What to do>
Below are some records; return each one exactly.

Entries shown>
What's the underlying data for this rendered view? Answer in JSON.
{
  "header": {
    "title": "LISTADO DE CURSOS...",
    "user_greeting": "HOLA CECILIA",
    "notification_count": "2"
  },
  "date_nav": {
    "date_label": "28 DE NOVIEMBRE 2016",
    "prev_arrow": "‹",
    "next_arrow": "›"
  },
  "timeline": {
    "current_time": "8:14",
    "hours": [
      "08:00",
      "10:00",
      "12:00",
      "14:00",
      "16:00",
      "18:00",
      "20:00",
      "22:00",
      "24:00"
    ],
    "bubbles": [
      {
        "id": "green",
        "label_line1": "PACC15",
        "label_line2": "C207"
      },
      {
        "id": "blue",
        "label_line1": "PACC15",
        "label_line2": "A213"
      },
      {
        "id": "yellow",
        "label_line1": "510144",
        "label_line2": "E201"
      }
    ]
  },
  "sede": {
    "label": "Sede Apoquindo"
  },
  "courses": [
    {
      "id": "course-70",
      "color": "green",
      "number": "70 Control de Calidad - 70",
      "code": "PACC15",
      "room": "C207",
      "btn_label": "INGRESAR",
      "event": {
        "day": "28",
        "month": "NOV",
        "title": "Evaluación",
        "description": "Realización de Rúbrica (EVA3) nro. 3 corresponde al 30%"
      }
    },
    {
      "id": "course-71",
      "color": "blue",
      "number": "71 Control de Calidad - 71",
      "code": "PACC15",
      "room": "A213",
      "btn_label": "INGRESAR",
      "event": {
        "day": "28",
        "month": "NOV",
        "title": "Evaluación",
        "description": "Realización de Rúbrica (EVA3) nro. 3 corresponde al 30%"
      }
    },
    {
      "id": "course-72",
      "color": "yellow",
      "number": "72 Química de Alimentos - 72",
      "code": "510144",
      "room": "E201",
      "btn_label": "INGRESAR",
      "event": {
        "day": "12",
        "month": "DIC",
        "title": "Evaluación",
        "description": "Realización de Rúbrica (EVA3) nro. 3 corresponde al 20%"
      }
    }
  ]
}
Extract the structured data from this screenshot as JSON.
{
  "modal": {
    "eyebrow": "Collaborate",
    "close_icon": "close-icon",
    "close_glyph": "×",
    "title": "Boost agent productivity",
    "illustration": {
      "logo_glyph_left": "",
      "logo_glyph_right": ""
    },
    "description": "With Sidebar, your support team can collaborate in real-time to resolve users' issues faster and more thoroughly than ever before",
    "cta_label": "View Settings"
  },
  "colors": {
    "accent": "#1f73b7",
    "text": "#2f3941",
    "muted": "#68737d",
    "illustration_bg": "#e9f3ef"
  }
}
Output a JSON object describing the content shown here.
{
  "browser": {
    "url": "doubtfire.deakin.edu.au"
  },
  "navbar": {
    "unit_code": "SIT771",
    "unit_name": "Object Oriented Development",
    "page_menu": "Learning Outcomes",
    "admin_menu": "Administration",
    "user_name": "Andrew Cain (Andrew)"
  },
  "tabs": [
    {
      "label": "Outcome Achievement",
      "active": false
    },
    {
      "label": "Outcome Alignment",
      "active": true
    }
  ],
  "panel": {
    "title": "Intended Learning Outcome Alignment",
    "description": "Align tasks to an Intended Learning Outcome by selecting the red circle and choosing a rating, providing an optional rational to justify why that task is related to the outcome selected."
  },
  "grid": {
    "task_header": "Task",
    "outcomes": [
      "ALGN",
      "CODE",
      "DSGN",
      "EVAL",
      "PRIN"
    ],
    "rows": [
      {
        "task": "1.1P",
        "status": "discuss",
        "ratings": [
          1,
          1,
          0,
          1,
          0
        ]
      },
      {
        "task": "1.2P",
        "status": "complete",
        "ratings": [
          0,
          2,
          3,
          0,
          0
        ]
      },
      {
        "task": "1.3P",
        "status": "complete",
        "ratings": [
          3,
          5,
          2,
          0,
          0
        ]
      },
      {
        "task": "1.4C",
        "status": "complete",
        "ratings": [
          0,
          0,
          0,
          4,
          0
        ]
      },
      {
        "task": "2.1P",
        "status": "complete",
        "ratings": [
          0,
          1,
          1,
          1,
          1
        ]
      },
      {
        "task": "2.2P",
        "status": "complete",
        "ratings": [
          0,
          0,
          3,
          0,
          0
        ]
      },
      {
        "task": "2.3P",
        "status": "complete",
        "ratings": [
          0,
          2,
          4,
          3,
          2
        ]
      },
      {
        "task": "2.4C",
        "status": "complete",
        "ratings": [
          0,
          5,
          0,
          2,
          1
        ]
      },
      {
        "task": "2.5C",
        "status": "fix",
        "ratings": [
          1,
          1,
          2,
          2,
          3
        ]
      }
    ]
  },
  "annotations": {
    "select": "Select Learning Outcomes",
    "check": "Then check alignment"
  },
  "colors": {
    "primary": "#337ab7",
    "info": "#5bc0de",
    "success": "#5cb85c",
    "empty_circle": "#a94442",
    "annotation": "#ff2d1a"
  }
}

Response to this task>
What's the underlying data for this rendered view? Answer in JSON.
{
  "header": {
    "title": "LISTADO DE CURSOS...",
    "user_greeting": "HOLA CECILIA",
    "notification_count": "2"
  },
  "date_nav": {
    "date_label": "28 DE NOVIEMBRE 2016",
    "prev_arrow": "‹",
    "next_arrow": "›"
  },
  "timeline": {
    "current_time": "8:14",
    "hours": [
      "08:00",
      "10:00",
      "12:00",
      "14:00",
      "16:00",
      "18:00",
      "20:00",
      "22:00",
      "24:00"
    ],
    "bubbles": [
      {
        "id": "green",
        "label_line1": "PACC15",
        "label_line2": "C207"
      },
      {
        "id": "blue",
        "label_line1": "PACC15",
        "label_line2": "A213"
      },
      {
        "id": "yellow",
        "label_line1": "510144",
        "label_line2": "E201"
      }
    ]
  },
  "sede": {
    "label": "Sede Apoquindo"
  },
  "courses": [
    {
      "id": "course-70",
      "color": "green",
      "number": "70 Control de Calidad - 70",
      "code": "PACC15",
      "room": "C207",
      "btn_label": "INGRESAR",
      "event": {
        "day": "28",
        "month": "NOV",
        "title": "Evaluación",
        "description": "Realización de Rúbrica (EVA3) nro. 3 corresponde al 30%"
      }
    },
    {
      "id": "course-71",
      "color": "blue",
      "number": "71 Control de Calidad - 71",
      "code": "PACC15",
      "room": "A213",
      "btn_label": "INGRESAR",
      "event": {
        "day": "28",
        "month": "NOV",
        "title": "Evaluación",
        "description": "Realización de Rúbrica (EVA3) nro. 3 corresponde al 30%"
      }
    },
    {
      "id": "course-72",
      "color": "yellow",
      "number": "72 Química de Alimentos - 72",
      "code": "510144",
      "room": "E201",
      "btn_label": "INGRESAR",
      "event": {
        "day": "12",
        "month": "DIC",
        "title": "Evaluación",
        "description": "Realización de Rúbrica (EVA3) nro. 3 corresponde al 20%"
      }
    }
  ]
}
Extract the structured data from this screenshot as JSON.
{
  "modal": {
    "eyebrow": "Collaborate",
    "close_icon": "close-icon",
    "close_glyph": "×",
    "title": "Boost agent productivity",
    "illustration": {
      "logo_glyph_left": "",
      "logo_glyph_right": ""
    },
    "description": "With Sidebar, your support team can collaborate in real-time to resolve users' issues faster and more thoroughly than ever before",
    "cta_label": "View Settings"
  },
  "colors": {
    "accent": "#1f73b7",
    "text": "#2f3941",
    "muted": "#68737d",
    "illustration_bg": "#e9f3ef"
  }
}
Output a JSON object describing the content shown here.
{
  "browser": {
    "url": "doubtfire.deakin.edu.au"
  },
  "navbar": {
    "unit_code": "SIT771",
    "unit_name": "Object Oriented Development",
    "page_menu": "Learning Outcomes",
    "admin_menu": "Administration",
    "user_name": "Andrew Cain (Andrew)"
  },
  "tabs": [
    {
      "label": "Outcome Achievement",
      "active": false
    },
    {
      "label": "Outcome Alignment",
      "active": true
    }
  ],
  "panel": {
    "title": "Intended Learning Outcome Alignment",
    "description": "Align tasks to an Intended Learning Outcome by selecting the red circle and choosing a rating, providing an optional rational to justify why that task is related to the outcome selected."
  },
  "grid": {
    "task_header": "Task",
    "outcomes": [
      "ALGN",
      "CODE",
      "DSGN",
      "EVAL",
      "PRIN"
    ],
    "rows": [
      {
        "task": "1.1P",
        "status": "discuss",
        "ratings": [
          1,
          1,
          0,
          1,
          0
        ]
      },
      {
        "task": "1.2P",
        "status": "complete",
        "ratings": [
          0,
          2,
          3,
          0,
          0
        ]
      },
      {
        "task": "1.3P",
        "status": "complete",
        "ratings": [
          3,
          5,
          2,
          0,
          0
        ]
      },
      {
        "task": "1.4C",
        "status": "complete",
        "ratings": [
          0,
          0,
          0,
          4,
          0
        ]
      },
      {
        "task": "2.1P",
        "status": "complete",
        "ratings": [
          0,
          1,
          1,
          1,
          1
        ]
      },
      {
        "task": "2.2P",
        "status": "complete",
        "ratings": [
          0,
          0,
          3,
          0,
          0
        ]
      },
      {
        "task": "2.3P",
        "status": "complete",
        "ratings": [
          0,
          2,
          4,
          3,
          2
        ]
      },
      {
        "task": "2.4C",
        "status": "complete",
        "ratings": [
          0,
          5,
          0,
          2,
          1
        ]
      },
      {
        "task": "2.5C",
        "status": "fix",
        "ratings": [
          1,
          1,
          2,
          2,
          3
        ]
      }
    ]
  },
  "annotations": {
    "select": "Select Learning Outcomes",
    "check": "Then check alignment"
  },
  "colors": {
    "primary": "#337ab7",
    "info": "#5bc0de",
    "success": "#5cb85c",
    "empty_circle": "#a94442",
    "annotation": "#ff2d1a"
  }
}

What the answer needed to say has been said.